== Aim of the exercise ==
Format the listing below as a two-column CSV with the headers "description" and "positions". Each row should hold one description and the positions that go with it, each in a single quoted field with line breaks replaced by spaces, and the pictures left out.

(Dataset excerpts)
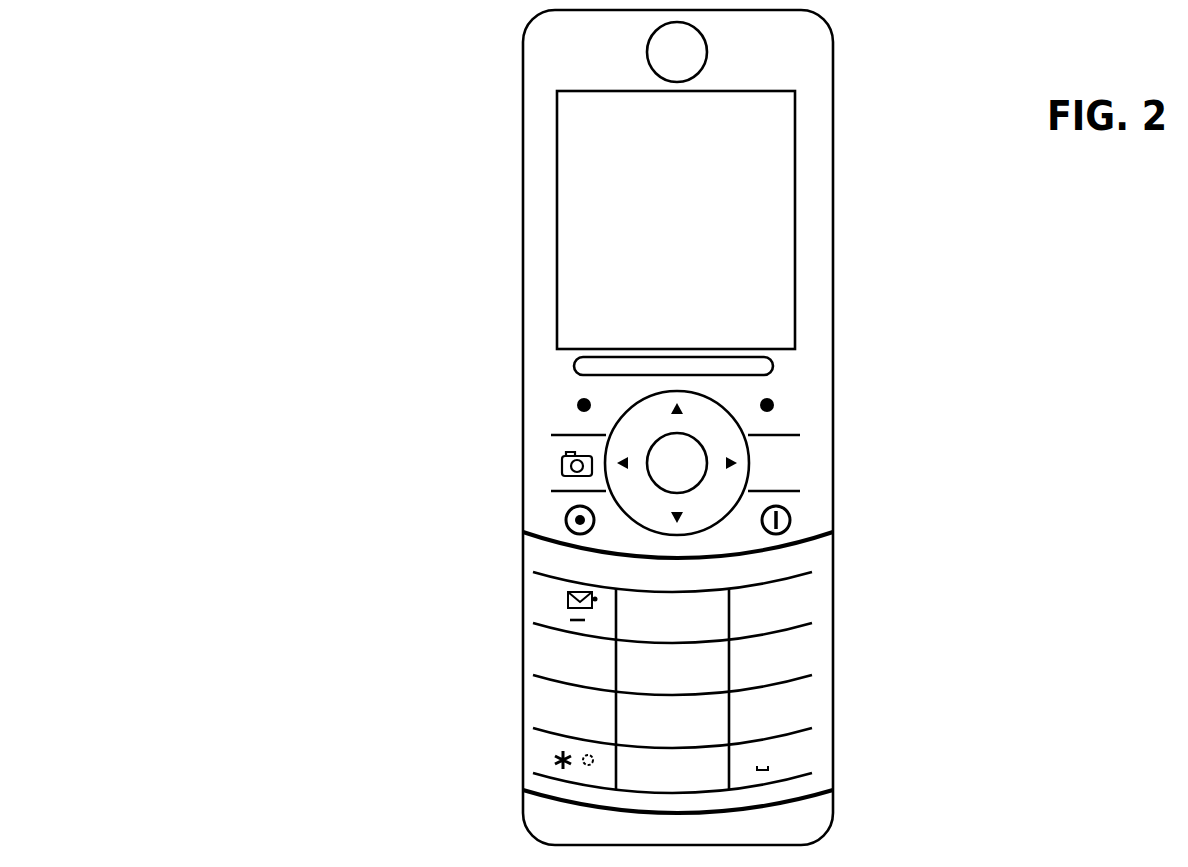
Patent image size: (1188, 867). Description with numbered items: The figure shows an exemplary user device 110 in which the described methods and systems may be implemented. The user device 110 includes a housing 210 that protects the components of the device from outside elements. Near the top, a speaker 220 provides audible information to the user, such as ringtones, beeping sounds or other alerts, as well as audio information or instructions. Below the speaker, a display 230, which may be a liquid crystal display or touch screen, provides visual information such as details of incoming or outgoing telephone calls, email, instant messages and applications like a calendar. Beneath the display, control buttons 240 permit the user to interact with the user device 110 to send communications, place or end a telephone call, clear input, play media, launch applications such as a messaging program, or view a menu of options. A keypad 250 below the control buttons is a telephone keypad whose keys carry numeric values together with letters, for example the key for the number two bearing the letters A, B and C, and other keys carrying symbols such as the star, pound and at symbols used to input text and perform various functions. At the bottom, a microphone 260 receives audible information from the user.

The user device 110 is at (152, 112).
The housing 210 is at (538, 230).
The speaker 220 is at (707, 43).
The display 230 is at (772, 258).
The control buttons 240 is at (807, 422).
The keypad 250 is at (833, 748).
The microphone 260 is at (794, 820).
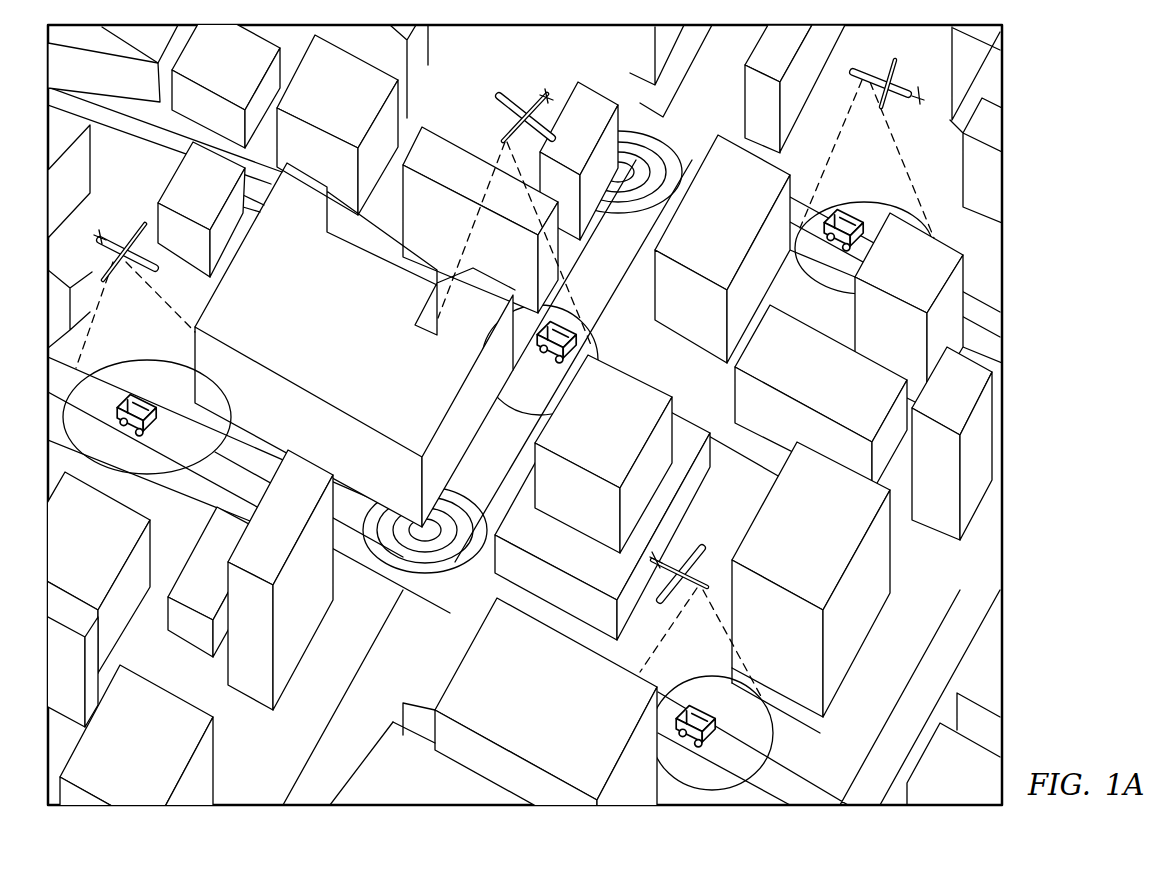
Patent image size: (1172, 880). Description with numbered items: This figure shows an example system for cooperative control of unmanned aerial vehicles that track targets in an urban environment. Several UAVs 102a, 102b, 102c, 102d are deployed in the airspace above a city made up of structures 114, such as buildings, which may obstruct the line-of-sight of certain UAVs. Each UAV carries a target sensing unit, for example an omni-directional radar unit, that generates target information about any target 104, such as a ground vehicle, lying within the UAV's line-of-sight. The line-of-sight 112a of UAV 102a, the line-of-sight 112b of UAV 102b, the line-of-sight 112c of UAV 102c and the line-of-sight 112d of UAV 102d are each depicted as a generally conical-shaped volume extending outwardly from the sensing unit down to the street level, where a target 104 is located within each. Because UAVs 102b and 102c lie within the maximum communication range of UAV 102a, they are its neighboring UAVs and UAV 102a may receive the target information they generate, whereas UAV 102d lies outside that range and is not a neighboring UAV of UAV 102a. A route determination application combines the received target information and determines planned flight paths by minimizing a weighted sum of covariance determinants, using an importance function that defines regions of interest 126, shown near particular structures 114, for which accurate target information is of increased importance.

The UAV 102a is at (124, 222).
The UAV 102b is at (500, 97).
The UAV 102c is at (700, 548).
The UAV 102d is at (926, 58).
The target 104 is at (137, 408).
The line-of-sight 112a is at (110, 480).
The line-of-sight 112b is at (519, 400).
The line-of-sight 112c is at (784, 738).
The line-of-sight 112d is at (901, 195).
The structure 114 is at (303, 88).
The region of interest 126 is at (400, 564).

== Full response ==
description,positions
"Patent image size: (1188, 867). Description with numbered items: The figure shows an exemplary user device 110 in which the described methods and systems may be implemented. The user device 110 includes a housing 210 that protects the components of the device from outside elements. Near the top, a speaker 220 provides audible information to the user, such as ringtones, beeping sounds or other alerts, as well as audio information or instructions. Below the speaker, a display 230, which may be a liquid crystal display or touch screen, provides visual information such as details of incoming or outgoing telephone calls, email, instant messages and applications like a calendar. Beneath the display, control buttons 240 permit the user to interact with the user device 110 to send communications, place or end a telephone call, clear input, play media, launch applications such as a messaging program, or view a menu of options. A keypad 250 below the control buttons is a telephone keypad whose keys carry numeric values together with letters, for example the key for the number two bearing the letters A, B and C, and other keys carrying symbols such as the star, pound and at symbols used to input text and perform various functions. At the bottom, a microphone 260 receives audible information from the user.","The user device 110 is at (152, 112). The housing 210 is at (538, 230). The speaker 220 is at (707, 43). The display 230 is at (772, 258). The control buttons 240 is at (807, 422). The keypad 250 is at (833, 748). The microphone 260 is at (794, 820)."
"Patent image size: (1172, 880). Description with numbered items: This figure shows an example system for cooperative control of unmanned aerial vehicles that track targets in an urban environment. Several UAVs 102a, 102b, 102c, 102d are deployed in the airspace above a city made up of structures 114, such as buildings, which may obstruct the line-of-sight of certain UAVs. Each UAV carries a target sensing unit, for example an omni-directional radar unit, that generates target information about any target 104, such as a ground vehicle, lying within the UAV's line-of-sight. The line-of-sight 112a of UAV 102a, the line-of-sight 112b of UAV 102b, the line-of-sight 112c of UAV 102c and the line-of-sight 112d of UAV 102d are each depicted as a generally conical-shaped volume extending outwardly from the sensing unit down to the street level, where a target 104 is located within each. Because UAVs 102b and 102c lie within the maximum communication range of UAV 102a, they are its neighboring UAVs and UAV 102a may receive the target information they generate, whereas UAV 102d lies outside that range and is not a neighboring UAV of UAV 102a. A route determination application combines the received target information and determines planned flight paths by minimizing a weighted sum of covariance determinants, using an importance function that defines regions of interest 126, shown near particular structures 114, for which accurate target information is of increased importance.","The UAV 102a is at (124, 222). The UAV 102b is at (500, 97). The UAV 102c is at (700, 548). The UAV 102d is at (926, 58). The target 104 is at (137, 408). The line-of-sight 112a is at (110, 480). The line-of-sight 112b is at (519, 400). The line-of-sight 112c is at (784, 738). The line-of-sight 112d is at (901, 195). The structure 114 is at (303, 88). The region of interest 126 is at (400, 564)."